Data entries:

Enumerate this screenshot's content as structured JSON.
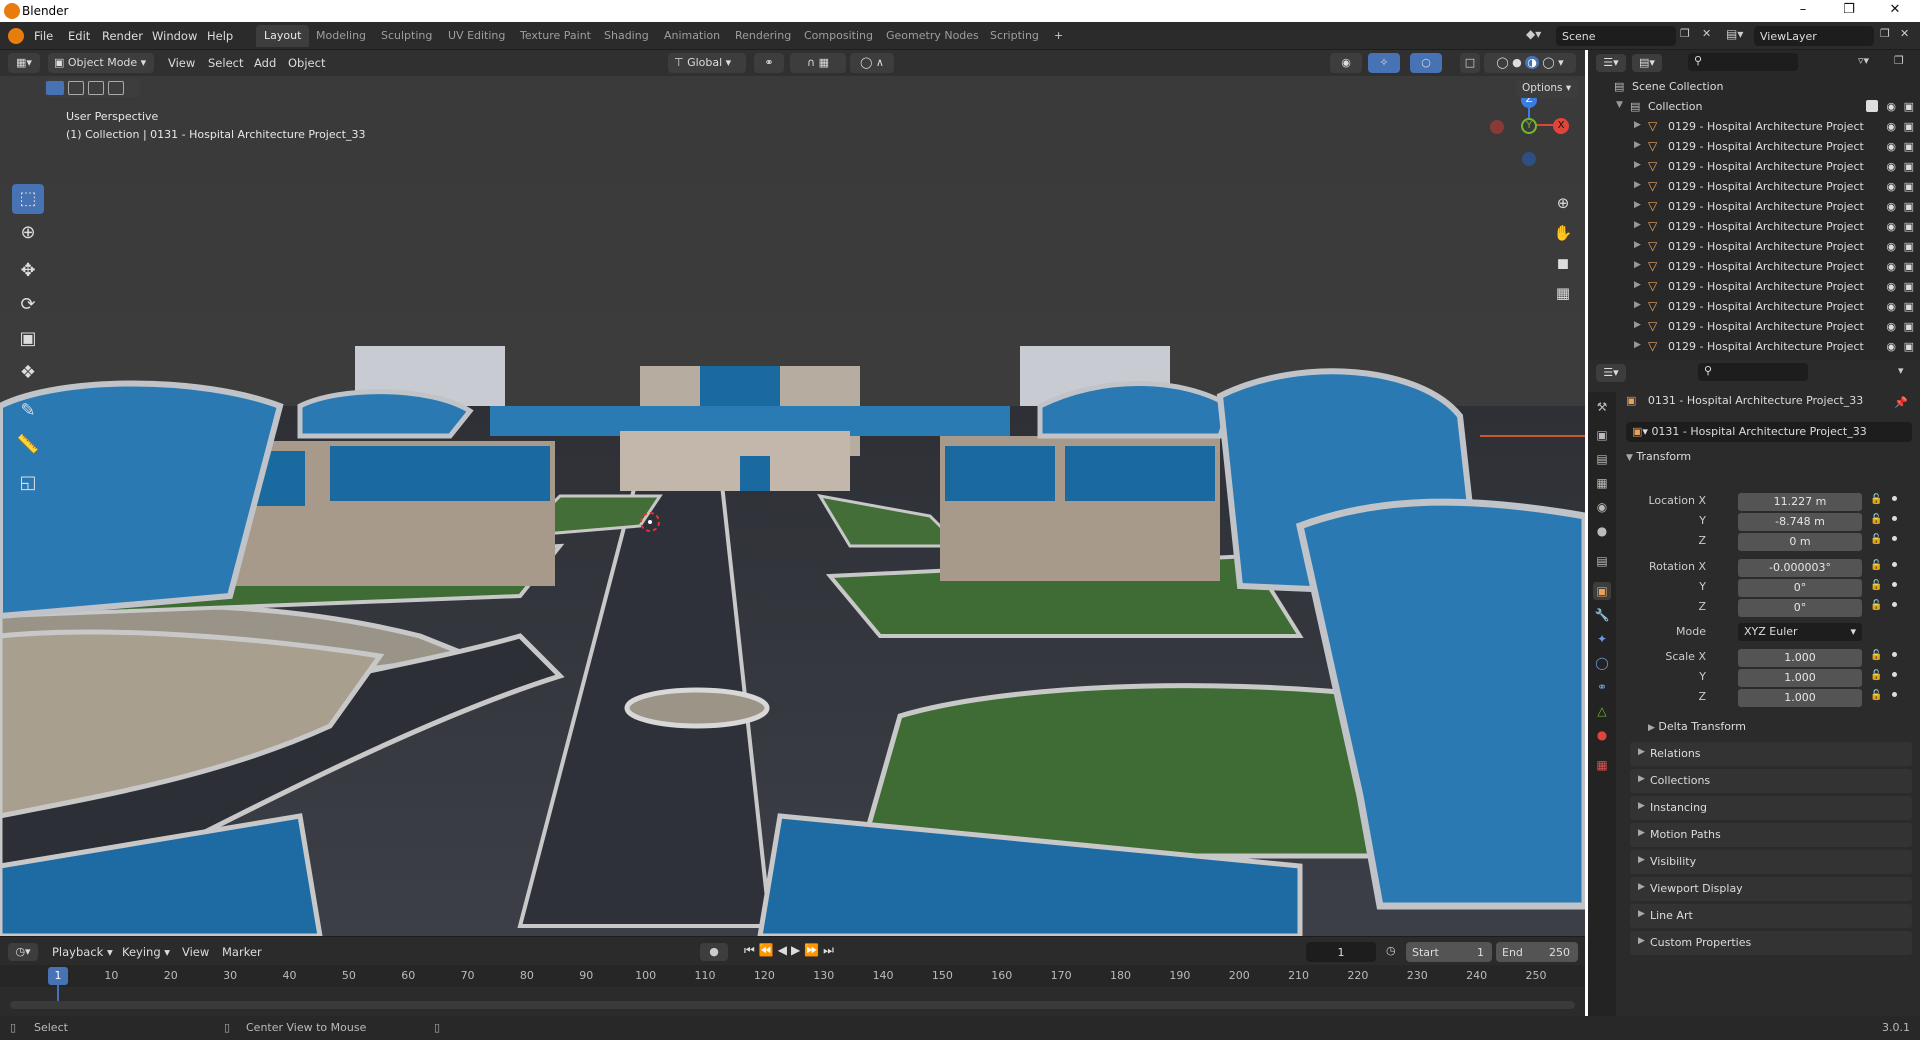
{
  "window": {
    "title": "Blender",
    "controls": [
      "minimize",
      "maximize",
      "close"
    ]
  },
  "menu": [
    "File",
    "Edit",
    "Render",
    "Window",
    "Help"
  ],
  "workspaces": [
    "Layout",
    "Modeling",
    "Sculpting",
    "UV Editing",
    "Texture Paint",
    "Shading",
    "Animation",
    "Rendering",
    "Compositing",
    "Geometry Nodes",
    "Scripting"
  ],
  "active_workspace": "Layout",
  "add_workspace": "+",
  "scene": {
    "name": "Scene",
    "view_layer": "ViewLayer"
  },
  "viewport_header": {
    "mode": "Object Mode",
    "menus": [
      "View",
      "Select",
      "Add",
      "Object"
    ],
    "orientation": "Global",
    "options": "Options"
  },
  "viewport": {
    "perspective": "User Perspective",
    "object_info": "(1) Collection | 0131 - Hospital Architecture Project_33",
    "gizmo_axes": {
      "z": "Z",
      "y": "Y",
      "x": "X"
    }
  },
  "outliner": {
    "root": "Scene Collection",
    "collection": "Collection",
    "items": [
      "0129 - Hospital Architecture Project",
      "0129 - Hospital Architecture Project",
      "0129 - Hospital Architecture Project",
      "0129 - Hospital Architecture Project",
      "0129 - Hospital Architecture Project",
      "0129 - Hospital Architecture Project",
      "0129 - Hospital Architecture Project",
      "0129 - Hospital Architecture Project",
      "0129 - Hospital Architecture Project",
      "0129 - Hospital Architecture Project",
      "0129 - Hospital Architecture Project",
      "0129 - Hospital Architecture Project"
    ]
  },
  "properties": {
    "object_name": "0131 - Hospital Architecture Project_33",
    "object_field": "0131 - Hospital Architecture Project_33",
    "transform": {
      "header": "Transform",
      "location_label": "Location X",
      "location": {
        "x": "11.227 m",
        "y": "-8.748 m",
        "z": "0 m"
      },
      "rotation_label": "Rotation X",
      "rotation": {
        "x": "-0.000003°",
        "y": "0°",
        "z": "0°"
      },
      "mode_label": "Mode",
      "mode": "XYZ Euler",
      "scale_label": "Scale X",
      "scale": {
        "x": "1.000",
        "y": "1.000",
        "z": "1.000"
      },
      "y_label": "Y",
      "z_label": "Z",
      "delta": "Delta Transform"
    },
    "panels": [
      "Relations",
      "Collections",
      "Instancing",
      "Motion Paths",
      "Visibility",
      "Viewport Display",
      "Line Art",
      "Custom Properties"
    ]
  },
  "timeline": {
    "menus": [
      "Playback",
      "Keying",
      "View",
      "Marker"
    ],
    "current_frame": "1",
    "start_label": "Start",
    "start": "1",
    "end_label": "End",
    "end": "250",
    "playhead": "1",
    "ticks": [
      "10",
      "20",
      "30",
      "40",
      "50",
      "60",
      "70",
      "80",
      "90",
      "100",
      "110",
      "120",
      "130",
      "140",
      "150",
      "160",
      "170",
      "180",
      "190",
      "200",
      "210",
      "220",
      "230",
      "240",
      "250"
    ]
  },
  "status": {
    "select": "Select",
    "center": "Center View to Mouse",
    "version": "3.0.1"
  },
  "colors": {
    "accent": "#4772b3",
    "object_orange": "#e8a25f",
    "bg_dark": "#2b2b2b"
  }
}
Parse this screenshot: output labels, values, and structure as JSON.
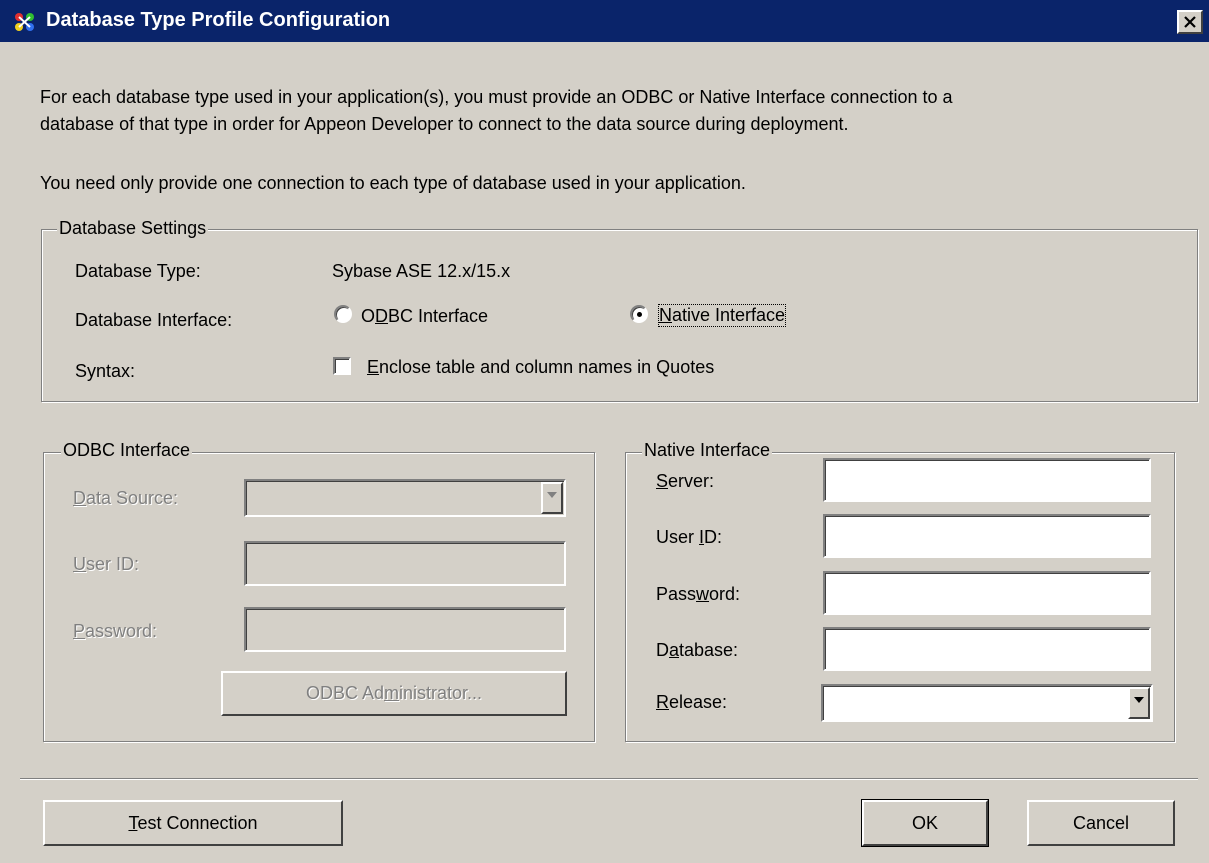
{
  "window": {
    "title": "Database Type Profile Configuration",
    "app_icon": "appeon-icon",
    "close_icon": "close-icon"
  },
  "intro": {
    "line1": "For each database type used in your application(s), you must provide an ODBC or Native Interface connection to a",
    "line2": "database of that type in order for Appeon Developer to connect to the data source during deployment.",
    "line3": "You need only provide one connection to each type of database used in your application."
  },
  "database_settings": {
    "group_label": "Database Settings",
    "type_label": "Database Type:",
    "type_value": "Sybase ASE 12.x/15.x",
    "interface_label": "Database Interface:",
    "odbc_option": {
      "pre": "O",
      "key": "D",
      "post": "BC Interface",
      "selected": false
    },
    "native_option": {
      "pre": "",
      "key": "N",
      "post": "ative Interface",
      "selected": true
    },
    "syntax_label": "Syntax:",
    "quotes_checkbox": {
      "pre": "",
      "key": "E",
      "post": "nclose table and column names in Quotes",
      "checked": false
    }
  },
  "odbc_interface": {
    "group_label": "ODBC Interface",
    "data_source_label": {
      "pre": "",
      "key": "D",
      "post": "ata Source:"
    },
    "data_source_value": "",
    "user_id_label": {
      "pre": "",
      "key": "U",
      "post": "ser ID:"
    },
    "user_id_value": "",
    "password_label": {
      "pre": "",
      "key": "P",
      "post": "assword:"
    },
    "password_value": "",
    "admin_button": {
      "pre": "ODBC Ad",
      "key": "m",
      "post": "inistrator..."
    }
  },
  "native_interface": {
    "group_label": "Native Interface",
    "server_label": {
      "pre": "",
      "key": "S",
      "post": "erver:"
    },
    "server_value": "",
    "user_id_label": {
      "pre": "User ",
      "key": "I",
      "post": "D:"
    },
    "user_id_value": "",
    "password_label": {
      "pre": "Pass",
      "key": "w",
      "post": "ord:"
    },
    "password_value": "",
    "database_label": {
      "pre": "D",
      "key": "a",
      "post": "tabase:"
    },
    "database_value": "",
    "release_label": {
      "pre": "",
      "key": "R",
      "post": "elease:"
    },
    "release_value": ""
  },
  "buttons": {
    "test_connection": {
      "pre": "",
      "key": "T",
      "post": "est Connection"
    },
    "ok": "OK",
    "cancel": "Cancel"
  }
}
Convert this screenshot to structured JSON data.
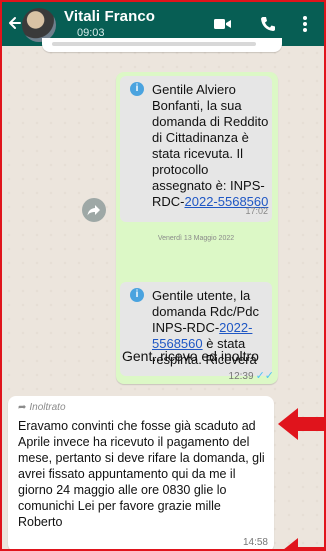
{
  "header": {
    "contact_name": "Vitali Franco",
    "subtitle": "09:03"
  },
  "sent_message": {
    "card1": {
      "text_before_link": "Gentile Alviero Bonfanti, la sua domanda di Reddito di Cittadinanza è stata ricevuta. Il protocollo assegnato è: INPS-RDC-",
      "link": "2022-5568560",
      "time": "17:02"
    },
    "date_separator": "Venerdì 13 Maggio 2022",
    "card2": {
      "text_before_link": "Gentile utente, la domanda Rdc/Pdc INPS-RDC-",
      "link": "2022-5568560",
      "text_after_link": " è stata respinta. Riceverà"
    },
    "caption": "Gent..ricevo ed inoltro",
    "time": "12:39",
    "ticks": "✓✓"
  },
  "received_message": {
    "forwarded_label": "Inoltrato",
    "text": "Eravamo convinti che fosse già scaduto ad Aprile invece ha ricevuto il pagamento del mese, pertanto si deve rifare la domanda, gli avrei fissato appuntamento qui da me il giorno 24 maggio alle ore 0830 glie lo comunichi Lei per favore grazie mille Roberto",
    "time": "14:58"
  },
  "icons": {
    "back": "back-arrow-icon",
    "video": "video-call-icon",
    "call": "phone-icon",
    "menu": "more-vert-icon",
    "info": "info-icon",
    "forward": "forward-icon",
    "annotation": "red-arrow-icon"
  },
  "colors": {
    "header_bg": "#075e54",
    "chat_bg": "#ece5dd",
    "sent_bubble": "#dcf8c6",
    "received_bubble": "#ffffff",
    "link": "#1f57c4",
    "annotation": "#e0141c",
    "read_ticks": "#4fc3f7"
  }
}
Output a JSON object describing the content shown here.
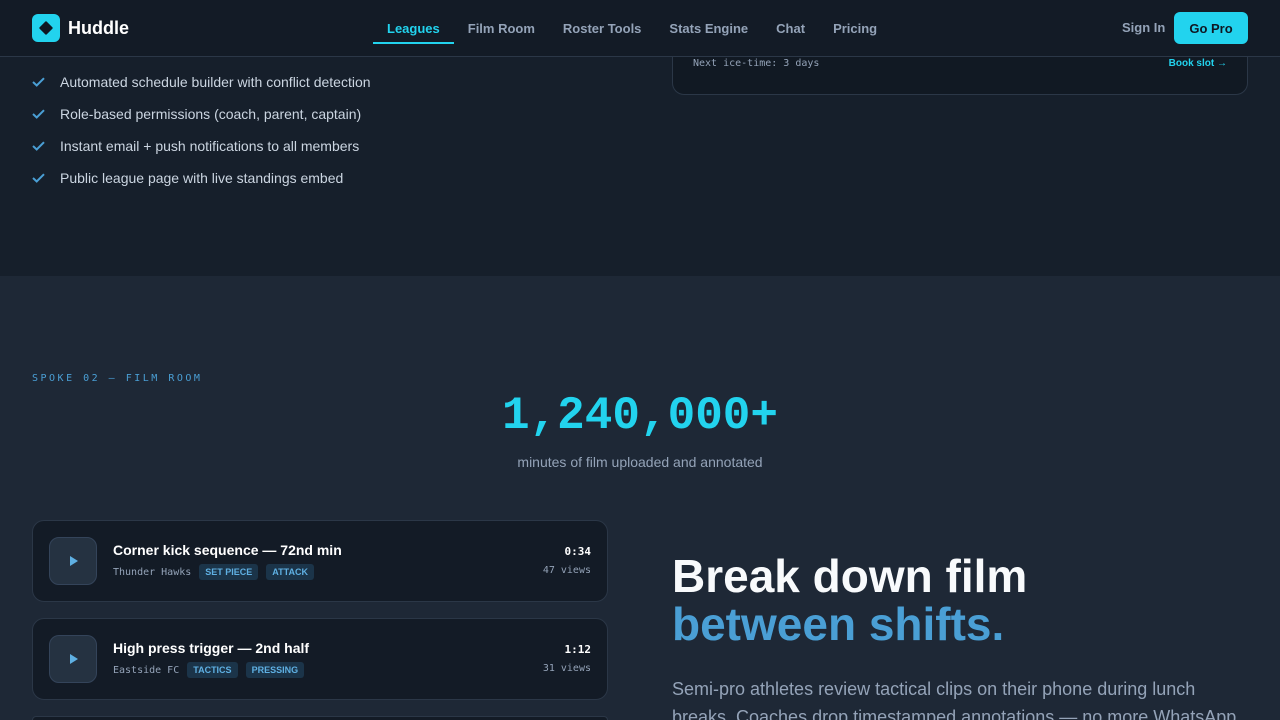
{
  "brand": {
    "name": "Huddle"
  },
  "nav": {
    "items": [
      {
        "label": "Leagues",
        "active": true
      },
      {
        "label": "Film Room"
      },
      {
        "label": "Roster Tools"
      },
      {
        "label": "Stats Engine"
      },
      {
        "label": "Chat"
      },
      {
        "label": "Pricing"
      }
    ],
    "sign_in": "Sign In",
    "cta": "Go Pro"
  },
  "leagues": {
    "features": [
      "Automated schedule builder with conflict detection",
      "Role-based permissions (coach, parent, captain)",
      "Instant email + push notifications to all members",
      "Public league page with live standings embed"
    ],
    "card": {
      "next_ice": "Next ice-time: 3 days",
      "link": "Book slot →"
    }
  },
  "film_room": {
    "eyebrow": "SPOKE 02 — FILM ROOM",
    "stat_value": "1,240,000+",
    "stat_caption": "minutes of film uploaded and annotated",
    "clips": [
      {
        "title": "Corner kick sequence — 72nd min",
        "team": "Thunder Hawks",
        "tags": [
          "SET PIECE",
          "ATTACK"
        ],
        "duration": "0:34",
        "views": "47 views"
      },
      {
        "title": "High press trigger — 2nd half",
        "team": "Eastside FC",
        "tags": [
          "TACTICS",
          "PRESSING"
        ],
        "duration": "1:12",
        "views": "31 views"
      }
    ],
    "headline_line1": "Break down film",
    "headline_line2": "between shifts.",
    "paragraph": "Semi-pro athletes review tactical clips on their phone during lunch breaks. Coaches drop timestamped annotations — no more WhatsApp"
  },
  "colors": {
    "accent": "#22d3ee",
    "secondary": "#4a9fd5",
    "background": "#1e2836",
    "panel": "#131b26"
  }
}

> _EXERCISE REQUIREMENTS_:
From the listing above, copy every line that holds the string "INPS".

> _RESPONSE FOR THIS EXERCISE_:
      "text_before_link": "Gentile Alviero Bonfanti, la sua domanda di Reddito di Cittadinanza è stata ricevuta. Il protocollo assegnato è: INPS-RDC-",
      "text_before_link": "Gentile utente, la domanda Rdc/Pdc INPS-RDC-",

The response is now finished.